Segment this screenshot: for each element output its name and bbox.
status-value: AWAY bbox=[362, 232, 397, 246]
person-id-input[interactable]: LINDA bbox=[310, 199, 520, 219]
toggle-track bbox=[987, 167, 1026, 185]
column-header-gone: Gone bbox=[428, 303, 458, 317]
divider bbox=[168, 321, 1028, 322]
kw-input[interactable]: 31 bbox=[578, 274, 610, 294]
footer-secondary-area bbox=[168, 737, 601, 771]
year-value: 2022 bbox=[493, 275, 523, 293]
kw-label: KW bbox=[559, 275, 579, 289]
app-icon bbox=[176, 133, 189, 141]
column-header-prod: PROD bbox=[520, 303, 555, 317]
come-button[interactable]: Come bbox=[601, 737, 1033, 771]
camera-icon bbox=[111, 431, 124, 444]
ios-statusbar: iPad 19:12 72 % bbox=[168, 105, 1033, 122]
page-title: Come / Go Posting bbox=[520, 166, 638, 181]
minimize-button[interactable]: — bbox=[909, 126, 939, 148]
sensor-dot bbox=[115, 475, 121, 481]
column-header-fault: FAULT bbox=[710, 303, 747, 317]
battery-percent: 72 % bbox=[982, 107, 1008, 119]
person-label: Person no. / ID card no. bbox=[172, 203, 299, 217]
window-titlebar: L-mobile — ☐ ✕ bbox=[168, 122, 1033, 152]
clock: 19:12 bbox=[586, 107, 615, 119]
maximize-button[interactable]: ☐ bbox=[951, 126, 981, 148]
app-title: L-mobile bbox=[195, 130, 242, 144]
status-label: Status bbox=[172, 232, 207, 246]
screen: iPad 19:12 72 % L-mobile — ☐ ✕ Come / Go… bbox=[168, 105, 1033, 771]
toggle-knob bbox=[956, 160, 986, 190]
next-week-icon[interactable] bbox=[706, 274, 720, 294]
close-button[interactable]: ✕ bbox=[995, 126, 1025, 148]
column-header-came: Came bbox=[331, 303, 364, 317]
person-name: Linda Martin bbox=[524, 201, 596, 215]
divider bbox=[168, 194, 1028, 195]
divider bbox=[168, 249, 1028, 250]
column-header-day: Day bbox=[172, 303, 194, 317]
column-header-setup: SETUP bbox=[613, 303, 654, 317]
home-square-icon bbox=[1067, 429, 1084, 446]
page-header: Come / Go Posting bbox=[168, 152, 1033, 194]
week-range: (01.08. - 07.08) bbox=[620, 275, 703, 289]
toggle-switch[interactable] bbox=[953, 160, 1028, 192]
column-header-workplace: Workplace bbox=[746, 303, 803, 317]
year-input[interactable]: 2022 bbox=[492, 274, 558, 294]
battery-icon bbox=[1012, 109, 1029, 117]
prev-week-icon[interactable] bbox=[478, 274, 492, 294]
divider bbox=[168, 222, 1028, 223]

▶ [What is asked]:
Change "AWAY" to "OUT" in the items from the first line up to and including the line with "column-header-prod: PROD bbox=[520, 303, 555, 317]", and give those lines again with nothing else altered.

▶ [Worked answer]:
Segment this screenshot: for each element output its name and bbox.
status-value: OUT bbox=[362, 232, 397, 246]
person-id-input[interactable]: LINDA bbox=[310, 199, 520, 219]
toggle-track bbox=[987, 167, 1026, 185]
column-header-gone: Gone bbox=[428, 303, 458, 317]
divider bbox=[168, 321, 1028, 322]
kw-input[interactable]: 31 bbox=[578, 274, 610, 294]
footer-secondary-area bbox=[168, 737, 601, 771]
year-value: 2022 bbox=[493, 275, 523, 293]
kw-label: KW bbox=[559, 275, 579, 289]
app-icon bbox=[176, 133, 189, 141]
column-header-prod: PROD bbox=[520, 303, 555, 317]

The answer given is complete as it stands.